** BEGIN Material **

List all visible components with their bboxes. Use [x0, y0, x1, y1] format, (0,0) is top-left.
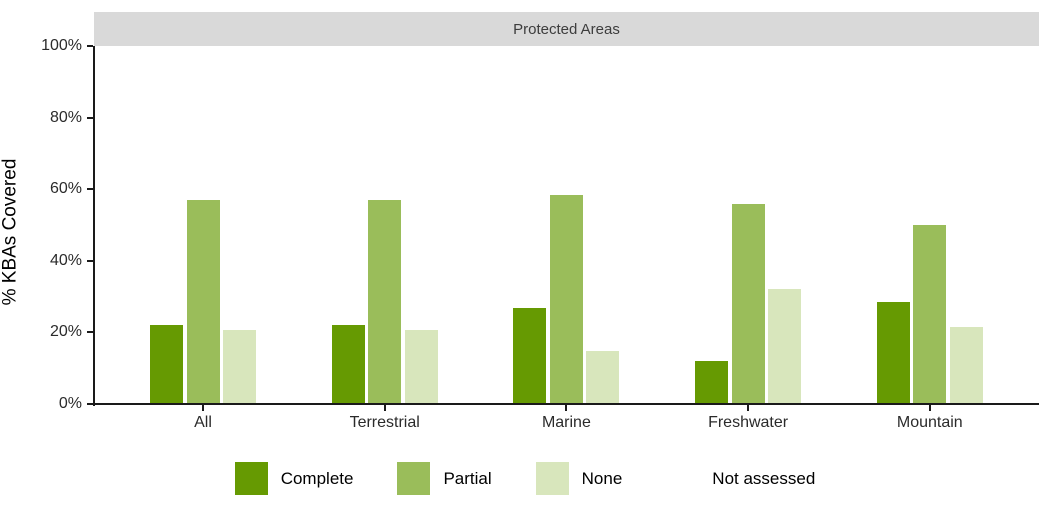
- x-axis-category-label: Terrestrial: [349, 414, 420, 431]
- y-axis-tick-label: 100%: [41, 37, 82, 54]
- y-axis-tick: [87, 45, 93, 47]
- legend-item-not-assessed: Not assessed: [666, 462, 815, 495]
- y-axis-line: [93, 46, 95, 406]
- x-axis-category-label: All: [194, 414, 212, 431]
- x-axis-tick: [928, 405, 931, 411]
- legend-item-none: None: [535, 462, 623, 495]
- legend-swatch: [397, 462, 431, 495]
- y-axis-tick: [87, 116, 93, 119]
- bar-none-all: [223, 329, 256, 404]
- legend-label: Complete: [280, 468, 354, 488]
- plot-panel: [94, 46, 1039, 404]
- legend-item-partial: Partial: [397, 462, 492, 495]
- y-axis-tick-label: 80%: [49, 108, 82, 126]
- legend-item-complete: Complete: [234, 462, 354, 495]
- bar-none-mountain: [949, 327, 983, 404]
- y-axis-tick-label: 20%: [49, 323, 82, 341]
- facet-strip: Protected Areas: [94, 12, 1039, 46]
- bar-none-marine: [586, 351, 620, 404]
- bar-partial-all: [186, 199, 220, 404]
- bar-complete-all: [150, 325, 183, 404]
- x-axis-tick: [202, 405, 204, 411]
- bar-complete-terrestrial: [331, 325, 365, 404]
- bar-partial-marine: [549, 194, 583, 404]
- legend-swatch: [535, 462, 569, 495]
- legend-label: Partial: [443, 468, 492, 488]
- y-axis-tick: [87, 259, 93, 262]
- bar-none-freshwater: [768, 289, 802, 404]
- y-axis-tick-label: 40%: [49, 251, 82, 269]
- bar-partial-mountain: [913, 225, 947, 404]
- legend: Complete Partial None Not assessed: [0, 462, 1050, 495]
- y-axis-tick-label: 60%: [49, 180, 82, 198]
- bar-partial-freshwater: [731, 203, 765, 404]
- x-axis-tick: [383, 405, 386, 411]
- legend-label: Not assessed: [712, 468, 816, 488]
- facet-strip-label: Protected Areas: [513, 20, 620, 38]
- x-axis-category-label: Mountain: [896, 414, 963, 431]
- x-axis-tick: [565, 405, 568, 411]
- legend-swatch: [234, 462, 268, 495]
- x-axis-category-label: Marine: [541, 414, 591, 431]
- x-axis-tick: [747, 405, 750, 411]
- x-axis-category-label: Freshwater: [708, 414, 789, 431]
- y-axis-tick: [87, 331, 93, 334]
- y-axis-tick: [87, 188, 93, 191]
- legend-swatch: [666, 462, 700, 495]
- legend-label: None: [581, 468, 623, 488]
- y-axis-tick-label: 0%: [58, 395, 82, 412]
- bar-complete-marine: [513, 308, 547, 404]
- bar-complete-mountain: [876, 301, 910, 404]
- bar-none-terrestrial: [404, 329, 438, 404]
- x-axis-line: [93, 403, 1039, 405]
- bar-complete-freshwater: [695, 361, 729, 404]
- bar-partial-terrestrial: [368, 199, 402, 404]
- y-axis-tick: [87, 403, 93, 405]
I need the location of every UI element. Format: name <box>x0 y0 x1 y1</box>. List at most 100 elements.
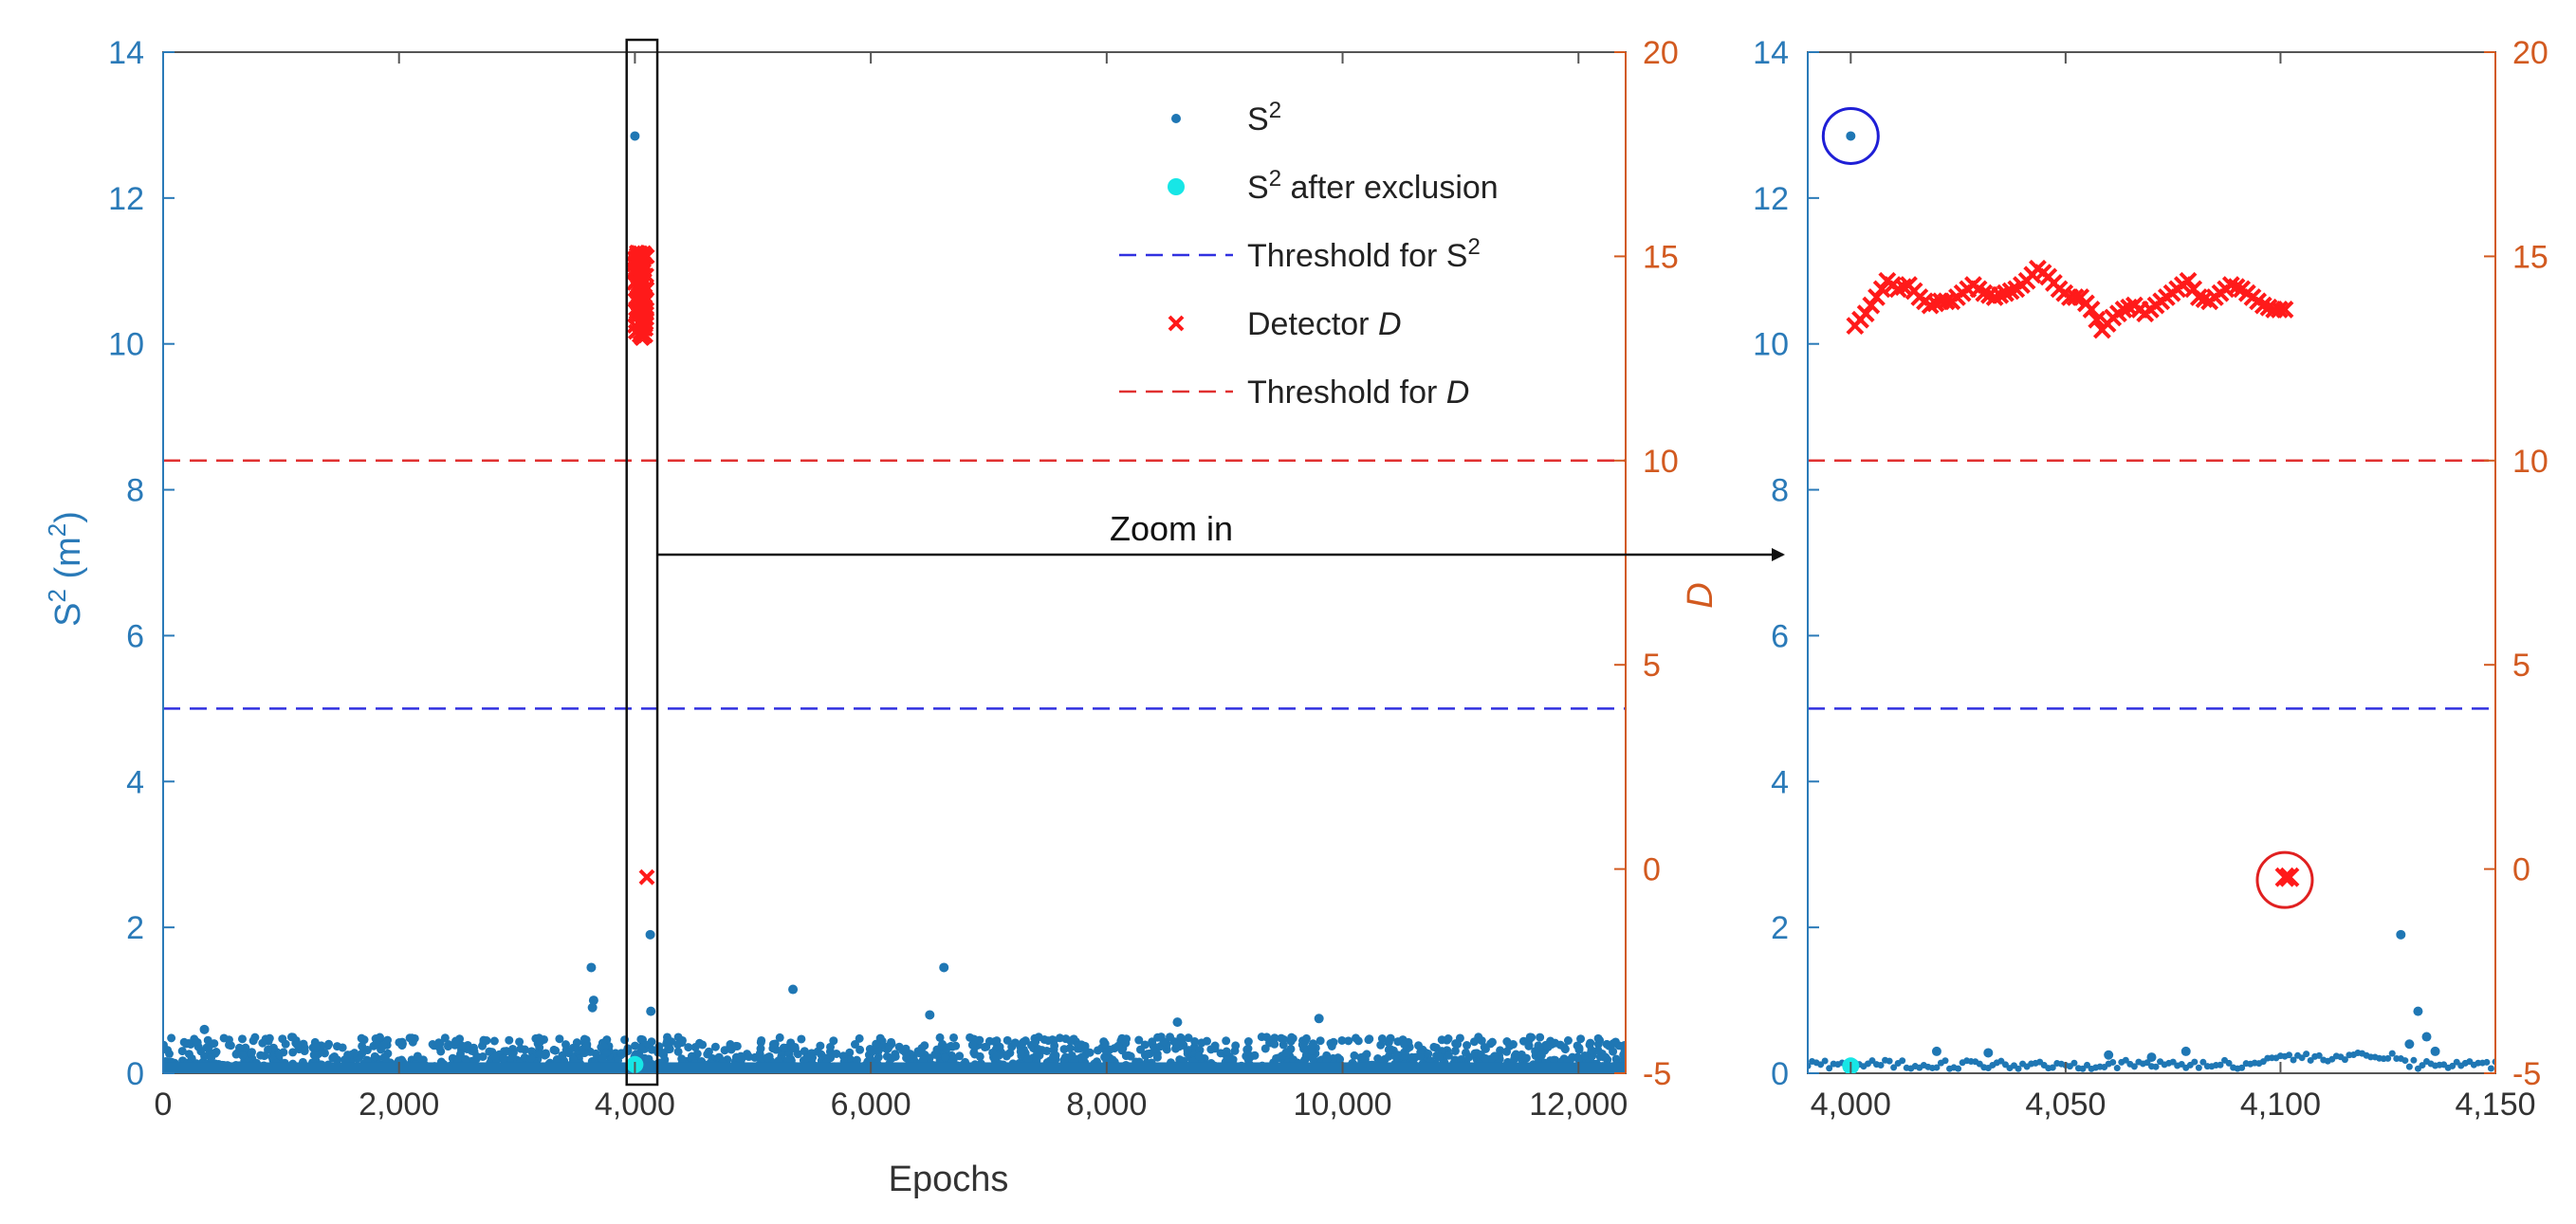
s2-point <box>1279 1034 1288 1044</box>
s2-point <box>1337 1035 1347 1045</box>
detector-stroke <box>627 318 643 335</box>
s2-point <box>1450 1046 1460 1055</box>
s2-dense-band <box>163 1062 1626 1073</box>
detector-point <box>632 293 649 310</box>
s2-point <box>2152 1063 2160 1070</box>
s2-point <box>485 1047 494 1056</box>
s2-point <box>469 1043 479 1052</box>
s2-point <box>380 1053 390 1063</box>
s2-point <box>362 1055 372 1065</box>
y-right-tick-label: 0 <box>2512 852 2530 888</box>
s2-point <box>797 1034 806 1044</box>
s2-point <box>802 1053 812 1063</box>
s2-point <box>350 1049 359 1058</box>
s2-point <box>1481 1053 1490 1063</box>
detector-stroke <box>1862 296 1881 315</box>
s2-point <box>967 1040 977 1050</box>
s2-point <box>199 1024 210 1034</box>
s2-point <box>1281 1048 1291 1057</box>
detector-stroke <box>632 293 649 310</box>
s2-point <box>866 1048 875 1057</box>
s2-point <box>902 1053 911 1063</box>
highlight-circle <box>2255 850 2314 909</box>
detector-stroke <box>2227 278 2246 297</box>
s2-point <box>587 1002 598 1013</box>
s2-point <box>1210 1041 1220 1050</box>
s2-point <box>1190 1037 1200 1047</box>
x-tick-label: 0 <box>155 1087 173 1123</box>
detector-stroke <box>1937 292 1956 311</box>
zoom-in-label: Zoom in <box>1110 509 1233 548</box>
s2-point <box>768 1039 778 1049</box>
s2-point <box>1126 1051 1135 1061</box>
x-tick-label: 12,000 <box>1529 1087 1628 1123</box>
detector-point <box>1872 280 1891 299</box>
s2-point <box>677 1054 687 1064</box>
s2-point <box>247 1048 256 1057</box>
s2-point <box>800 1047 809 1056</box>
detector-stroke <box>2184 280 2203 299</box>
s2-point <box>526 1053 536 1063</box>
s2-point <box>323 1041 333 1050</box>
s2-point <box>1074 1041 1083 1050</box>
detector-stroke <box>2088 310 2107 329</box>
s2-point <box>444 1040 453 1050</box>
detector-point <box>1996 283 2015 302</box>
detector-stroke <box>2001 282 2020 301</box>
s2-point <box>1620 1050 1626 1059</box>
y-right-tick-label: 10 <box>1643 444 1679 480</box>
detector-point <box>638 868 655 886</box>
s2-point <box>1243 1055 1253 1065</box>
s2-point <box>2384 1054 2392 1062</box>
s2-point <box>1463 1041 1472 1050</box>
s2-point <box>234 1043 244 1052</box>
x-tick-label: 2,000 <box>359 1087 439 1123</box>
detector-stroke <box>638 305 655 322</box>
s2-point <box>925 1053 934 1063</box>
s2-point <box>300 1047 309 1056</box>
s2-point <box>1846 131 1856 141</box>
s2-point <box>1955 1065 1962 1072</box>
s2-point <box>856 1045 865 1054</box>
s2-point <box>1067 1050 1076 1060</box>
detector-point <box>2254 296 2272 315</box>
x-tick-label: 4,100 <box>2240 1087 2321 1123</box>
s2-point <box>1122 1034 1132 1044</box>
s2-point <box>1322 1055 1332 1065</box>
s2-point <box>311 1043 321 1052</box>
s2-point <box>1166 1032 1175 1042</box>
s2-point <box>636 1034 646 1044</box>
detector-stroke <box>628 244 645 261</box>
s2-point <box>1308 1046 1317 1055</box>
s2-point <box>177 1047 187 1056</box>
s2-point <box>440 1033 450 1043</box>
s2-point <box>1270 1039 1279 1049</box>
detector-point <box>2179 271 2198 290</box>
s2-point <box>1531 1047 1540 1056</box>
s2-point <box>1868 1057 1876 1065</box>
s2-point <box>2191 1058 2199 1066</box>
s2-point <box>264 1045 273 1054</box>
s2-point <box>1016 1047 1025 1056</box>
detector-stroke <box>2082 300 2101 319</box>
s2-point <box>1563 1035 1573 1045</box>
s2-point <box>1023 1054 1033 1064</box>
legend-label: S2 <box>1247 98 1281 138</box>
detector-point <box>1888 280 1907 299</box>
detector-stroke <box>634 330 651 346</box>
s2-point <box>1609 1039 1618 1049</box>
s2-point <box>1384 1038 1393 1048</box>
s2-point <box>925 1010 935 1020</box>
s2-point <box>370 1051 379 1061</box>
detector-stroke <box>2274 867 2295 887</box>
s2-point <box>1593 1046 1603 1055</box>
s2-point <box>457 1041 467 1050</box>
s2-point <box>1197 1038 1206 1048</box>
s2-point <box>338 1043 347 1052</box>
s2-point <box>2146 1052 2157 1063</box>
y-right-tick-label: 20 <box>2512 35 2548 71</box>
detector-point <box>2279 867 2300 887</box>
s2-point <box>516 1044 525 1053</box>
s2-point <box>1451 1039 1461 1049</box>
s2-point <box>2401 1057 2409 1065</box>
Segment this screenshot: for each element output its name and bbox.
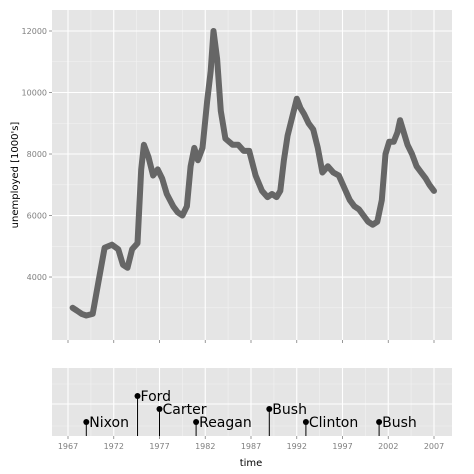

** END Material **

Start at the listing line that has "- x-axis-category-label: Terrestrial: [349, 414, 420, 431]" and stop after the line that has "- y-axis-tick-label: 20%: [49, 323, 82, 341]". Repeat those lines, switching "plot-panel" to "plot-area" and leaving everything else unchanged.

# Final result
- x-axis-category-label: Terrestrial: [349, 414, 420, 431]
- y-axis-tick-label: 100%: [41, 37, 82, 54]
- y-axis-tick: [87, 45, 93, 47]
- legend-item-not-assessed: Not assessed: [666, 462, 815, 495]
- y-axis-line: [93, 46, 95, 406]
- x-axis-category-label: All: [194, 414, 212, 431]
- x-axis-tick: [928, 405, 931, 411]
- legend-item-none: None: [535, 462, 623, 495]
- legend-swatch: [397, 462, 431, 495]
- y-axis-tick: [87, 116, 93, 119]
- bar-none-all: [223, 329, 256, 404]
- legend-label: Complete: [280, 468, 354, 488]
- plot-area: [94, 46, 1039, 404]
- legend-item-partial: Partial: [397, 462, 492, 495]
- y-axis-tick-label: 80%: [49, 108, 82, 126]
- legend-item-complete: Complete: [234, 462, 354, 495]
- bar-none-mountain: [949, 327, 983, 404]
- y-axis-tick-label: 20%: [49, 323, 82, 341]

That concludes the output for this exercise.